REQUIRED WORK:
Write out every line of the listing below without any change, omitting the picture.

RECORDS SUPPLIED:
-.-.-

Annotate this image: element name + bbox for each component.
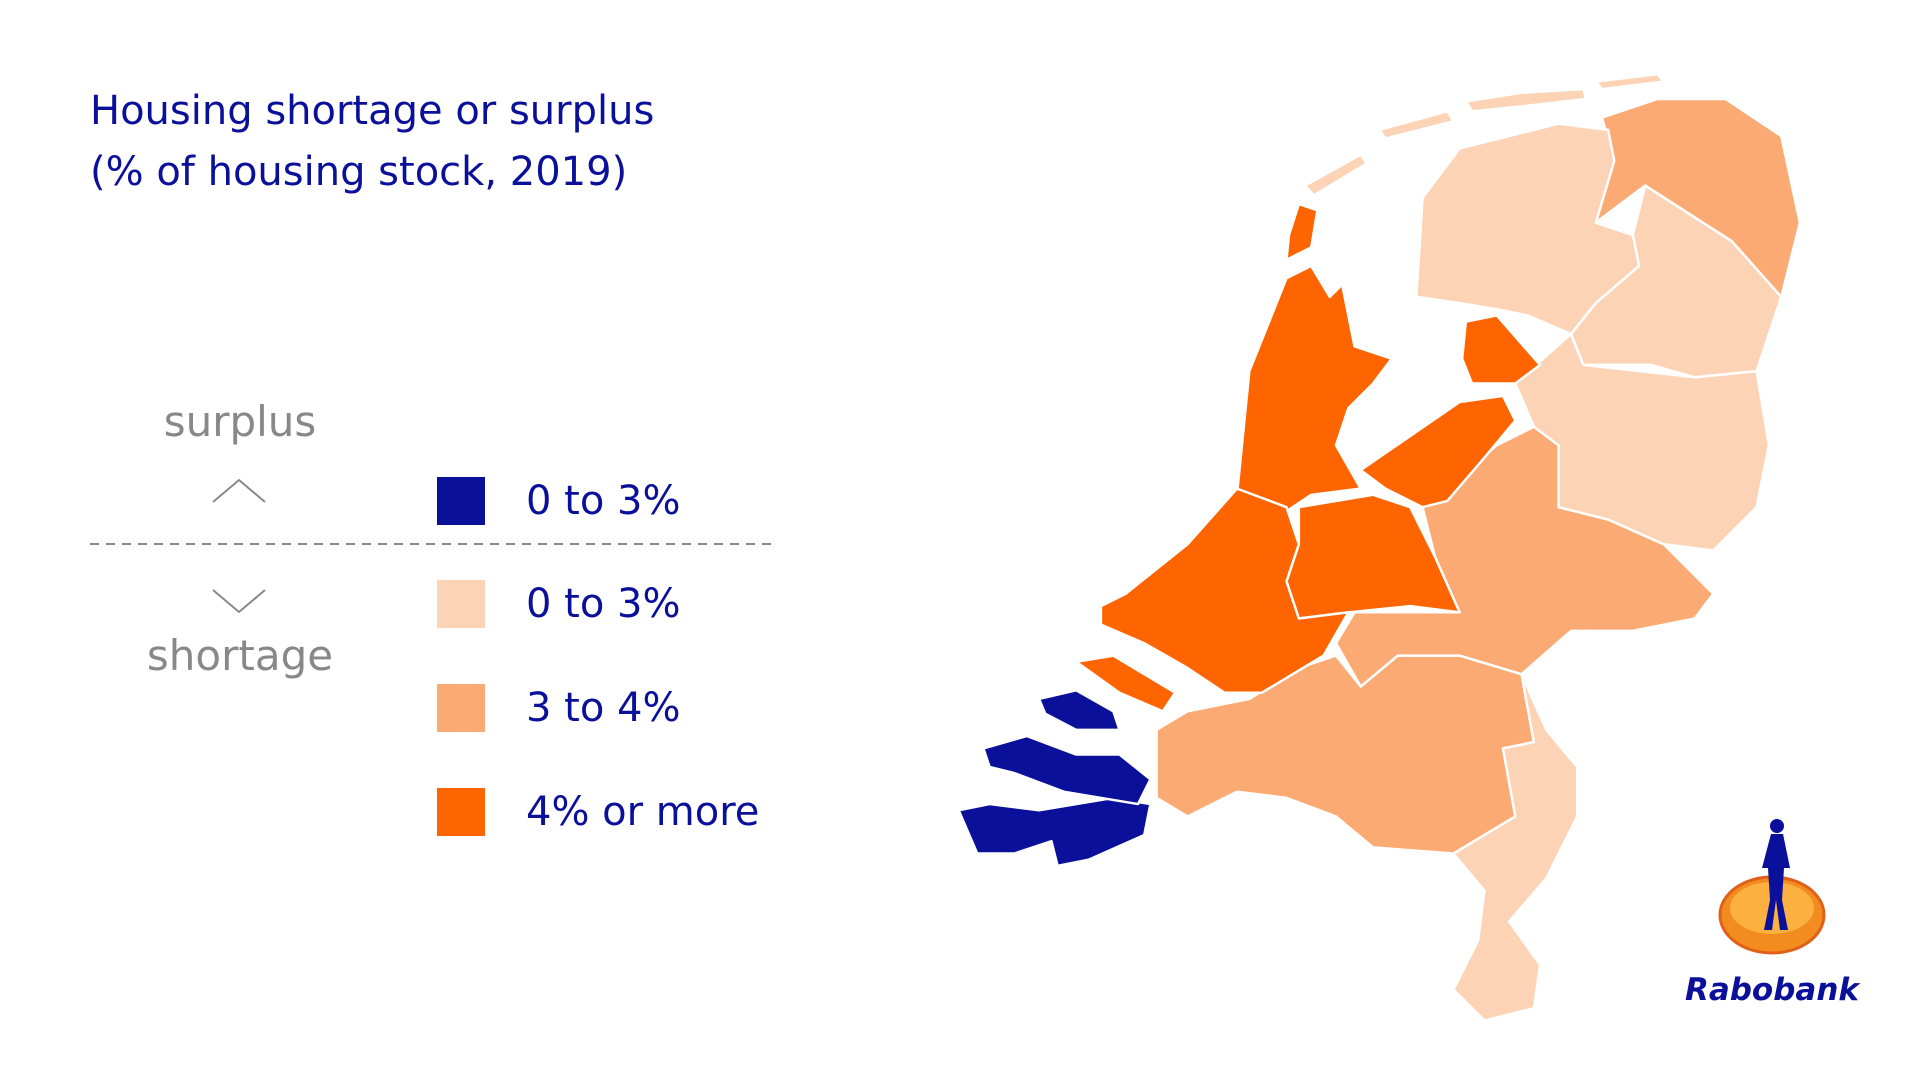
map [957,72,1802,1022]
legend-label: 0 to 3% [526,581,681,627]
region [1359,394,1517,509]
title-line: Housing shortage or surplus [90,88,654,134]
region [1514,332,1771,552]
legend-swatch [437,477,485,525]
region [1037,689,1121,732]
legend-label: 3 to 4% [526,685,681,731]
region [982,734,1152,806]
region [1235,264,1393,521]
region [1378,110,1455,140]
region [957,796,1152,868]
region [1415,122,1641,336]
region [1303,153,1369,197]
region [1285,202,1319,262]
up-chevron [212,478,266,503]
logo-text: Rabobank [1685,972,1861,1008]
region [1099,487,1350,694]
scale-label: surplus [164,397,317,446]
region [1594,72,1666,91]
title-line: (% of housing stock, 2019) [90,149,627,195]
legend-swatch [437,580,485,628]
region [1074,654,1177,713]
scale-label: shortage [147,631,333,680]
legend-swatch [437,684,485,732]
region [1464,87,1588,113]
logo: Rabobank [1685,819,1861,1008]
legend: 0 to 3% 0 to 3% 3 to 4% 4% or more [437,477,759,836]
down-chevron [212,589,266,614]
region [1452,672,1579,1022]
legend-label: 0 to 3% [526,478,681,524]
region [1460,314,1542,385]
legend-label: 4% or more [526,789,759,835]
legend-swatch [437,788,485,836]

-.-.-

ANSWER:
Annotate this image: element name + bbox for each component.
map [957,72,1802,1022]
legend-label: 0 to 3% [526,581,681,627]
region [1359,394,1517,509]
title-line: Housing shortage or surplus [90,88,654,134]
region [1514,332,1771,552]
legend-swatch [437,477,485,525]
region [1037,689,1121,732]
legend-label: 3 to 4% [526,685,681,731]
region [982,734,1152,806]
region [1235,264,1393,521]
region [1378,110,1455,140]
region [957,796,1152,868]
region [1415,122,1641,336]
region [1303,153,1369,197]
region [1285,202,1319,262]
up-chevron [212,478,266,503]
logo-text: Rabobank [1685,972,1861,1008]
region [1099,487,1350,694]
scale-label: surplus [164,397,317,446]
region [1594,72,1666,91]
title-line: (% of housing stock, 2019) [90,149,627,195]
legend-swatch [437,580,485,628]
region [1074,654,1177,713]
scale-label: shortage [147,631,333,680]
legend-swatch [437,684,485,732]
region [1464,87,1588,113]
logo: Rabobank [1685,819,1861,1008]
legend: 0 to 3% 0 to 3% 3 to 4% 4% or more [437,477,759,836]
down-chevron [212,589,266,614]
region [1452,672,1579,1022]
legend-label: 0 to 3% [526,478,681,524]
region [1460,314,1542,385]
legend-label: 4% or more [526,789,759,835]
legend-swatch [437,788,485,836]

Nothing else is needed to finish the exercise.